Would you return, unchanged, the lines of the listing below, beginning with its very first line and continuing through the line that contains "y-tick-label: 30.0 bbox=[62, 185, 107, 211]"?
━━━━━━━━
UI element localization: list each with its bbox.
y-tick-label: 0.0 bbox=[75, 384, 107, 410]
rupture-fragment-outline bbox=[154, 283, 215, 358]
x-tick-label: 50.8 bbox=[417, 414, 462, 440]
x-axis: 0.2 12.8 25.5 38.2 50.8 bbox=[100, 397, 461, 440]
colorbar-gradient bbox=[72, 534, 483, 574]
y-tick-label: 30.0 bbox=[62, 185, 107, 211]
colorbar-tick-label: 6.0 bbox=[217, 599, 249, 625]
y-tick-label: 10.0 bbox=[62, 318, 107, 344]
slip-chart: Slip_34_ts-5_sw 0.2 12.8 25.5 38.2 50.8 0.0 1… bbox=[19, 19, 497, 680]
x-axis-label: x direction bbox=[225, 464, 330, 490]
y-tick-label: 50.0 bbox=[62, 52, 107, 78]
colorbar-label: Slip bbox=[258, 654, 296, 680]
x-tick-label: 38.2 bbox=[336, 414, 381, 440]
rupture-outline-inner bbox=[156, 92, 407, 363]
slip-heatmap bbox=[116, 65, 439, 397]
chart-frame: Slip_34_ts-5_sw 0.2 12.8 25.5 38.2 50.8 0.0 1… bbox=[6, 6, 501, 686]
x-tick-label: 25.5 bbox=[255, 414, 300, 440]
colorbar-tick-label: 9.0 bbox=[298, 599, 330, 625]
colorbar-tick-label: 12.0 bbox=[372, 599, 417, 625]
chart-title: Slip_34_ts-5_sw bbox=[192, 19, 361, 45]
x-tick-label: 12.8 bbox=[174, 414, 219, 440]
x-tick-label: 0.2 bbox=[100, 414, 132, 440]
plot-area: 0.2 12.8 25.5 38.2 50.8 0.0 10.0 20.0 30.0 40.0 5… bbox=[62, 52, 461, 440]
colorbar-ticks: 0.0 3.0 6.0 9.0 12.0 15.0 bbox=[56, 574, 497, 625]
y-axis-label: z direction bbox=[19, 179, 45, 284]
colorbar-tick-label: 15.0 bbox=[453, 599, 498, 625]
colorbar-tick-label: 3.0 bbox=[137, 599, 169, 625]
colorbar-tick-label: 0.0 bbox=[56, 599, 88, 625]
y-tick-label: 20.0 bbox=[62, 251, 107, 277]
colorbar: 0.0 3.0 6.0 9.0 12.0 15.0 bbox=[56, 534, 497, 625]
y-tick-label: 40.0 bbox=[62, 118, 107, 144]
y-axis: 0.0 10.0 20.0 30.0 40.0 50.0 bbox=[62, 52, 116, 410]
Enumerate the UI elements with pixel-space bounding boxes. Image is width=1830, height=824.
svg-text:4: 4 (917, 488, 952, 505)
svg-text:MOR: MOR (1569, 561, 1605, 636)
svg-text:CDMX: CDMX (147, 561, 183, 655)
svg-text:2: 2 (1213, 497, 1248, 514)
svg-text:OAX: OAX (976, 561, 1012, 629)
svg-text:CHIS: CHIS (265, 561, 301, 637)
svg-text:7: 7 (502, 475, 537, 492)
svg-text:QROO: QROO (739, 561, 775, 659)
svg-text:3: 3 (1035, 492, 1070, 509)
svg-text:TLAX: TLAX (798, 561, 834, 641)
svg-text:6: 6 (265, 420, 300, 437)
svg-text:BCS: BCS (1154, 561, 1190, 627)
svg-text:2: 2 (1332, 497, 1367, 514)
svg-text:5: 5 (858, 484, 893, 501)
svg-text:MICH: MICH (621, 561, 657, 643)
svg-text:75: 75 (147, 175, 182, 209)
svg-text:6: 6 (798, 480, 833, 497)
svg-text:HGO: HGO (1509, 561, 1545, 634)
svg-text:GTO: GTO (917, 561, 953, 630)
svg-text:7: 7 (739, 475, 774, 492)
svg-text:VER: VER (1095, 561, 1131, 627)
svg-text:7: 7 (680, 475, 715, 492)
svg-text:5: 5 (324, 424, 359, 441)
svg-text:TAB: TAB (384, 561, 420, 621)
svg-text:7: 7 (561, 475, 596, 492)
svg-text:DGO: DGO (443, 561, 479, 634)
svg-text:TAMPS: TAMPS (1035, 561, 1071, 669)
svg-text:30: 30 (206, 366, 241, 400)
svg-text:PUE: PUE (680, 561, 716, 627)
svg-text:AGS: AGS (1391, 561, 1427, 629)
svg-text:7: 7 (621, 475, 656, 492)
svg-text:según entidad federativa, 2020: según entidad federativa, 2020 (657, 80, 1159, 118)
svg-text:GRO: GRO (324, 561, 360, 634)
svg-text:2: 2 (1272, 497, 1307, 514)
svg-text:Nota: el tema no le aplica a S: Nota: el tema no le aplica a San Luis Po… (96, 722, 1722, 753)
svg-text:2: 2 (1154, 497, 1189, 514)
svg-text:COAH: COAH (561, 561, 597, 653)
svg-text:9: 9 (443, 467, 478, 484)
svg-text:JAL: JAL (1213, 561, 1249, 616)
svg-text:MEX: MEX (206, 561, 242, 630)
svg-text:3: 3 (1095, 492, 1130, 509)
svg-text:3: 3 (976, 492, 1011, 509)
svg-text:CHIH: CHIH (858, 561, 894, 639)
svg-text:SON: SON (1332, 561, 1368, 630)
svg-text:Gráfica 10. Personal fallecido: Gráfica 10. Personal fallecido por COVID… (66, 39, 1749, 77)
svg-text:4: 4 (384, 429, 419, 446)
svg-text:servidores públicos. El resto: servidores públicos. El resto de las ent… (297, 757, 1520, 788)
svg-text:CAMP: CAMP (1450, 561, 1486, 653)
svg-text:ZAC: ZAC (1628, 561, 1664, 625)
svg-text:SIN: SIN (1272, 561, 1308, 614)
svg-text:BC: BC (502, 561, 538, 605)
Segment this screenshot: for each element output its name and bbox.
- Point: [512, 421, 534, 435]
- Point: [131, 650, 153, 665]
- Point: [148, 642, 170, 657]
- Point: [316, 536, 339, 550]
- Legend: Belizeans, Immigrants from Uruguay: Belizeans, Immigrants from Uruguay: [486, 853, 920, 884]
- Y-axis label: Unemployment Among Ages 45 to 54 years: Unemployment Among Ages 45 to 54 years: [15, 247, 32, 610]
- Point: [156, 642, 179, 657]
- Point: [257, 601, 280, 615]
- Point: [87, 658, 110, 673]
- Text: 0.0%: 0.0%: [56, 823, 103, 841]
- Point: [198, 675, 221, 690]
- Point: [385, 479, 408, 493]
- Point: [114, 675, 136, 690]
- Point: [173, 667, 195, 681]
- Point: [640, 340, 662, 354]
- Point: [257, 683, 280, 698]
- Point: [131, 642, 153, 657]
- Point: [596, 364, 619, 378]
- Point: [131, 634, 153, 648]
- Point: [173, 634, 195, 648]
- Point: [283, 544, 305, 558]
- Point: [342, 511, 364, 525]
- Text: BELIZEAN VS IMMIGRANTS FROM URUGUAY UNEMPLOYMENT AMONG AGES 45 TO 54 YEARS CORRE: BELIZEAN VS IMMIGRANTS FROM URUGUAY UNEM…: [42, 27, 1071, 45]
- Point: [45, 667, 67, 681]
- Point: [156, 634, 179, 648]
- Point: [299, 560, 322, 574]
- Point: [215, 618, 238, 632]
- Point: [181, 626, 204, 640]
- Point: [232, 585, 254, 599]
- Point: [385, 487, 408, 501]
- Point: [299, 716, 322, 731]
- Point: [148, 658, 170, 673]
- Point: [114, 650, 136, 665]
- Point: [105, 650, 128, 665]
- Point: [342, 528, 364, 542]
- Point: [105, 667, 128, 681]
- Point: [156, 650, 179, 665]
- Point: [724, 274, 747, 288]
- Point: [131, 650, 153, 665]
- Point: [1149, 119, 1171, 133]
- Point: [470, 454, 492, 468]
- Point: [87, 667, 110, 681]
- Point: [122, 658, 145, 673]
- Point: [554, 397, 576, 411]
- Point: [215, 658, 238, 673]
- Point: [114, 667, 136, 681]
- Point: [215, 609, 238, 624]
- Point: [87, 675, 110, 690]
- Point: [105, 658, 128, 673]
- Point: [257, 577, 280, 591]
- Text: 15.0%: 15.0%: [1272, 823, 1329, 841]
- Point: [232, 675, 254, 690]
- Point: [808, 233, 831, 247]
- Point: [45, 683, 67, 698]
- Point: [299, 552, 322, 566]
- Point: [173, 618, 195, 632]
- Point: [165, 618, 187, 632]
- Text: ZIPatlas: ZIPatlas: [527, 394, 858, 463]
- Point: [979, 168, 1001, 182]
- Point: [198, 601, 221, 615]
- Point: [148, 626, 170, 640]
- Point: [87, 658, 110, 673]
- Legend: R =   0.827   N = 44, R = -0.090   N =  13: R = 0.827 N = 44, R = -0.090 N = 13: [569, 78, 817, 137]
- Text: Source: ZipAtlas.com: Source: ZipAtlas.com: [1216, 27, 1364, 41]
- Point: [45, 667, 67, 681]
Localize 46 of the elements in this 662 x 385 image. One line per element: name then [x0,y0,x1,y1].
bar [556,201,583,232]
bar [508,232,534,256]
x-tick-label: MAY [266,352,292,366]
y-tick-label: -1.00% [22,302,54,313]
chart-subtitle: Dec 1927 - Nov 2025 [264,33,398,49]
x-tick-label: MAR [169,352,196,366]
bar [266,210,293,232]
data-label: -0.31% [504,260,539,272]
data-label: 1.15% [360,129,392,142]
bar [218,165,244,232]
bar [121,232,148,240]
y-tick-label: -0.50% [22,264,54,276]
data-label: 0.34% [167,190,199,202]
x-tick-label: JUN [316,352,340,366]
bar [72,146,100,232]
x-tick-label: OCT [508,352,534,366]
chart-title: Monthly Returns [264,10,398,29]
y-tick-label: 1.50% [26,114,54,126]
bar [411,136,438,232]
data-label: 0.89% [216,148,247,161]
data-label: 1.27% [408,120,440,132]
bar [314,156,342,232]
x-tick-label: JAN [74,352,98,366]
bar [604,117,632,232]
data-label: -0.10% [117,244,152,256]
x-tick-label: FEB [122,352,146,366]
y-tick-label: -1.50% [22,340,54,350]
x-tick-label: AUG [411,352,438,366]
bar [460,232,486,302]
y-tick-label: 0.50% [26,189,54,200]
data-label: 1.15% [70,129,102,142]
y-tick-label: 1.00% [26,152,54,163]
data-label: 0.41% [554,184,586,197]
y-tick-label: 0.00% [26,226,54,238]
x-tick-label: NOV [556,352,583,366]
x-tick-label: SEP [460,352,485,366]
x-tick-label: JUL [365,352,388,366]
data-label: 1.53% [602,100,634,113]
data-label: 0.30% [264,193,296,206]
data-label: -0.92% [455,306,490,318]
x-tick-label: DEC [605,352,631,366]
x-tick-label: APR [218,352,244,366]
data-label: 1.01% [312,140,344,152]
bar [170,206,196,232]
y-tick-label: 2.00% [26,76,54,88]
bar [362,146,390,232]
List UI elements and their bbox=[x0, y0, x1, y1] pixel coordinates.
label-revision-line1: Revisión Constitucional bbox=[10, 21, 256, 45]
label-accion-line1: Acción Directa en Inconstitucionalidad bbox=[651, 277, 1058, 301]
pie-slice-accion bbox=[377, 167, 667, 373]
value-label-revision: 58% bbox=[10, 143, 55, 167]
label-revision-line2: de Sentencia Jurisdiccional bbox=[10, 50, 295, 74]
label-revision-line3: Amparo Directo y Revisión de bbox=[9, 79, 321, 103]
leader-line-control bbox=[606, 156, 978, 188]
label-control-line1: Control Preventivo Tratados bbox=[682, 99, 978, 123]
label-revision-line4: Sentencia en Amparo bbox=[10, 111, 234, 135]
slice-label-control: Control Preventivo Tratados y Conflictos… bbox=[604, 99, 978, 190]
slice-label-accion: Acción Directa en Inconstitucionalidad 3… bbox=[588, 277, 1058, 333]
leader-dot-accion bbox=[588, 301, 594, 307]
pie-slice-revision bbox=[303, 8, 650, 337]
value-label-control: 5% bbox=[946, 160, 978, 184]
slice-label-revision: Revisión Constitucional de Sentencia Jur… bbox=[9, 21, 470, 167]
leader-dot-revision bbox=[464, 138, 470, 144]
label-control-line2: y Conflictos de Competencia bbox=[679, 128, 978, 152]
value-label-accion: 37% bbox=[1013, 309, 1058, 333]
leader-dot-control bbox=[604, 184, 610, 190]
━━━━━━━━
### Solution to this problem
UI element localization: list each with its bbox.
y-tick-label: 0.0 bbox=[75, 384, 107, 410]
rupture-fragment-outline bbox=[154, 283, 215, 358]
x-tick-label: 50.8 bbox=[417, 414, 462, 440]
x-axis: 0.2 12.8 25.5 38.2 50.8 bbox=[100, 397, 461, 440]
colorbar-gradient bbox=[72, 534, 483, 574]
y-tick-label: 30.0 bbox=[62, 185, 107, 211]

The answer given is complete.